## [Objective]
Reproduce every line in the listing that contains the word "company".

## [Extracted material]
#####
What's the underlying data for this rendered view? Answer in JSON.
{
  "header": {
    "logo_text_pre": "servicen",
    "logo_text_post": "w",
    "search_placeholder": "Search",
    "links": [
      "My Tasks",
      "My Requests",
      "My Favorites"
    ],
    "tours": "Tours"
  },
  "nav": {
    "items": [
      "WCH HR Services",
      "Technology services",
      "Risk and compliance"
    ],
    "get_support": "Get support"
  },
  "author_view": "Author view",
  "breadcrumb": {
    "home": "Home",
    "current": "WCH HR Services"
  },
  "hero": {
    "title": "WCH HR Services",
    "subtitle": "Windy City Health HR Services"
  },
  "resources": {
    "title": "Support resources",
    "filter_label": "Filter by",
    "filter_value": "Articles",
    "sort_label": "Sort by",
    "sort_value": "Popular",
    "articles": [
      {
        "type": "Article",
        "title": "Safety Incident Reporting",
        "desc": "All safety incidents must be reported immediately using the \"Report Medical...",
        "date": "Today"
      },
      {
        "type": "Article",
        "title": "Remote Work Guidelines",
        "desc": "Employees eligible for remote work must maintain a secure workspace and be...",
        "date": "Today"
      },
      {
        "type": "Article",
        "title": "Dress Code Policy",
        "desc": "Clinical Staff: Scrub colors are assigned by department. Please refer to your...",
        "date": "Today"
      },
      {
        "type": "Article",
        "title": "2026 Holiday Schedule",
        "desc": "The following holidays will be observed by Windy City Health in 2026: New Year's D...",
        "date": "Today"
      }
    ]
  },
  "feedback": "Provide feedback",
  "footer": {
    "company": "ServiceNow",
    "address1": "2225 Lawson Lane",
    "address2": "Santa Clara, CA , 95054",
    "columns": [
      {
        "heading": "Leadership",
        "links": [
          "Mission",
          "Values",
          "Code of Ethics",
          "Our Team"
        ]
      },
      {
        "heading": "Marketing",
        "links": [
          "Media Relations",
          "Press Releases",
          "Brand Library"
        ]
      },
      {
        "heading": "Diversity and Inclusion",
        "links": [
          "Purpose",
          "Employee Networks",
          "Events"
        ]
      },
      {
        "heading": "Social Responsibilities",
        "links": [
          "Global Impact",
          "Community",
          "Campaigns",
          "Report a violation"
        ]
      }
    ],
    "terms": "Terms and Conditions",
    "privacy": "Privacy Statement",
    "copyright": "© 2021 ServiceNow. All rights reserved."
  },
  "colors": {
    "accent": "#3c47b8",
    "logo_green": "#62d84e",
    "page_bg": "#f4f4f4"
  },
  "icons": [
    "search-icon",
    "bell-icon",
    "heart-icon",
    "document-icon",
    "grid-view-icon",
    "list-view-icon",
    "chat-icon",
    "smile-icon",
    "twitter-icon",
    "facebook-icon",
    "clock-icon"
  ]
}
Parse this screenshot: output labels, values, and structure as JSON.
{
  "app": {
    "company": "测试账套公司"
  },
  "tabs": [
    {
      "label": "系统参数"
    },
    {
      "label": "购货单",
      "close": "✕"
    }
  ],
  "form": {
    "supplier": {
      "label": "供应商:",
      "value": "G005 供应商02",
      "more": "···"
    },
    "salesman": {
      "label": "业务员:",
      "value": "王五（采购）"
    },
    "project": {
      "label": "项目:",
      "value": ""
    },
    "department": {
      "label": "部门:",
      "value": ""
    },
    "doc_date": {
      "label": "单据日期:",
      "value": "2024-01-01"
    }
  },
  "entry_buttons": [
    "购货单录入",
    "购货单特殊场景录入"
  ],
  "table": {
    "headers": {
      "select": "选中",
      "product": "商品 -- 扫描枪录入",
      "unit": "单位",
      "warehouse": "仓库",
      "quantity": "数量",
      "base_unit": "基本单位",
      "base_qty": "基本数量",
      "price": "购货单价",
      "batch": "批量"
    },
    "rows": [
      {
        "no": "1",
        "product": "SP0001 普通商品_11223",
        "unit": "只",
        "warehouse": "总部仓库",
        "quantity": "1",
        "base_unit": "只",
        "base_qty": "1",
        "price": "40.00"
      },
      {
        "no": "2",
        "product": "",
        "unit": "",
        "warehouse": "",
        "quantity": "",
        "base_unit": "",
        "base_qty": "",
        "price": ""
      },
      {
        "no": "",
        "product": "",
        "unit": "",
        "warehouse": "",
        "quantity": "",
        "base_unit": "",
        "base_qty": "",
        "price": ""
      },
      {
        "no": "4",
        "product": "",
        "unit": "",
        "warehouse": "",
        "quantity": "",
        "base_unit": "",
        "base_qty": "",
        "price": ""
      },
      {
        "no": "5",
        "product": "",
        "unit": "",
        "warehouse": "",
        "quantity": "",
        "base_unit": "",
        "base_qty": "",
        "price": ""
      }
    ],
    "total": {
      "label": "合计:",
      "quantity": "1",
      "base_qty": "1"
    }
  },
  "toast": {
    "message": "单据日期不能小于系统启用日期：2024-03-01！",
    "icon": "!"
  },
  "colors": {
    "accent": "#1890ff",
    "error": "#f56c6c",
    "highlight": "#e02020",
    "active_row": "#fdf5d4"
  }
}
#####
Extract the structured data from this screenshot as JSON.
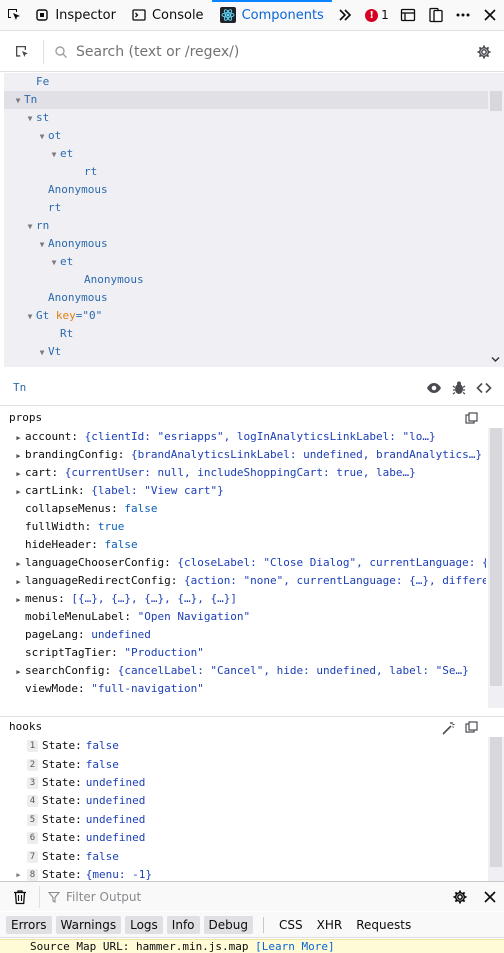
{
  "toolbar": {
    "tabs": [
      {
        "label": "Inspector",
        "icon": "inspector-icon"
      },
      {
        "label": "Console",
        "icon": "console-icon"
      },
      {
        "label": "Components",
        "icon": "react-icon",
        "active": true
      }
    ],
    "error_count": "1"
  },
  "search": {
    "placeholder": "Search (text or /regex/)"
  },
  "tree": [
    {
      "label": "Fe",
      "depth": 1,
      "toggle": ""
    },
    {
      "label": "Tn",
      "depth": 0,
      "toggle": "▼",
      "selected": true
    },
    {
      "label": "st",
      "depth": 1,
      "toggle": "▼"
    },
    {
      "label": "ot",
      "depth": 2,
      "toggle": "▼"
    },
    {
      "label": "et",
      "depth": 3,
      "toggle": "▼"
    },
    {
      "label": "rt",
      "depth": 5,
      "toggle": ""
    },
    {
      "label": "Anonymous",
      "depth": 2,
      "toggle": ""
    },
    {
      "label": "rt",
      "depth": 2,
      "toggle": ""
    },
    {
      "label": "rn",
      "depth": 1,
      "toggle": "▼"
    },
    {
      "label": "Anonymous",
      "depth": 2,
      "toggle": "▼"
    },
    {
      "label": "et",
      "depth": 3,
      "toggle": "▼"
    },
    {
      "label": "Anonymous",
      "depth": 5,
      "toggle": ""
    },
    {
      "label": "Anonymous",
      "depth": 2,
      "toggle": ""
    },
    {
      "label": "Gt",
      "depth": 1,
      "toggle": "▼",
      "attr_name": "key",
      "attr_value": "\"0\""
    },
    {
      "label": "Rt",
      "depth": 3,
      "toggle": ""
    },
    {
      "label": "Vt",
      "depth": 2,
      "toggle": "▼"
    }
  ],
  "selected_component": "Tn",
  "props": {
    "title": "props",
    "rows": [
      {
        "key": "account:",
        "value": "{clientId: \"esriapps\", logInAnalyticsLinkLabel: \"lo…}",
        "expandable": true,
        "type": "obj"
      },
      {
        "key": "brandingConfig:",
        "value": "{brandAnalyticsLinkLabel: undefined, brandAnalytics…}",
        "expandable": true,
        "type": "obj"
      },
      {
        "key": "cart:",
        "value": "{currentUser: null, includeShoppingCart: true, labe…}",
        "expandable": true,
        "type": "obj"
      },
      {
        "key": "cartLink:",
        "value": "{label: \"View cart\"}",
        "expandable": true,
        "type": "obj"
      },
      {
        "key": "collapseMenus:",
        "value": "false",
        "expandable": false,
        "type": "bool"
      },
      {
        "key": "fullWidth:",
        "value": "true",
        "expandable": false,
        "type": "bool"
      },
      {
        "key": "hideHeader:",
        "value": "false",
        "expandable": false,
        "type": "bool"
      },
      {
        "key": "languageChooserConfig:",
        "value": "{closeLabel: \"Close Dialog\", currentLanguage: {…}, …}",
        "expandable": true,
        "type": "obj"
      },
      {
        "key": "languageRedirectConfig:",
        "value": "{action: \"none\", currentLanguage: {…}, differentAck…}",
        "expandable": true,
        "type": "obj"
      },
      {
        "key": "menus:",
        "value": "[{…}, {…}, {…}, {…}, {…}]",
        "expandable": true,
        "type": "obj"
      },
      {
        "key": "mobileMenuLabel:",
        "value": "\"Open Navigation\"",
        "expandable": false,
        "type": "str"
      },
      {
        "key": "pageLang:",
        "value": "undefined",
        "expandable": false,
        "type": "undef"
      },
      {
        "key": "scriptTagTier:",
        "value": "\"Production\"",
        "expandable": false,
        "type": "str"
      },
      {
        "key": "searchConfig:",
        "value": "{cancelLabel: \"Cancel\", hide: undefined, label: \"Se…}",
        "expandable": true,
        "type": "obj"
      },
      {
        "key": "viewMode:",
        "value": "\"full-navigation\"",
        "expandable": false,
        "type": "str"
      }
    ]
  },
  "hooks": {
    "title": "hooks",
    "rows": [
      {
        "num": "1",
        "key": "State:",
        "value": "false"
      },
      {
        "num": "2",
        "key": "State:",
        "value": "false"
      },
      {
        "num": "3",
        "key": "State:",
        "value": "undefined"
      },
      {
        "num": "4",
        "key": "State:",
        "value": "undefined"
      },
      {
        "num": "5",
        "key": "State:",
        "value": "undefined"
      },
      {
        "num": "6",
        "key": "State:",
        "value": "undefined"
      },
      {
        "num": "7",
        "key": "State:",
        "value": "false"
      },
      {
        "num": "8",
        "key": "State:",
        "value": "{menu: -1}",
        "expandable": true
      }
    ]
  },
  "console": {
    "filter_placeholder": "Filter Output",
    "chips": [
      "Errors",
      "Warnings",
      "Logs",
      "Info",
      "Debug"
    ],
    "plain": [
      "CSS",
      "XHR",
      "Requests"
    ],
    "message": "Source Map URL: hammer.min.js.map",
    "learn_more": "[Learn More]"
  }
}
#####
## [Completed exercise]
    "company": "ServiceNow",
    "company": "测试账套公司"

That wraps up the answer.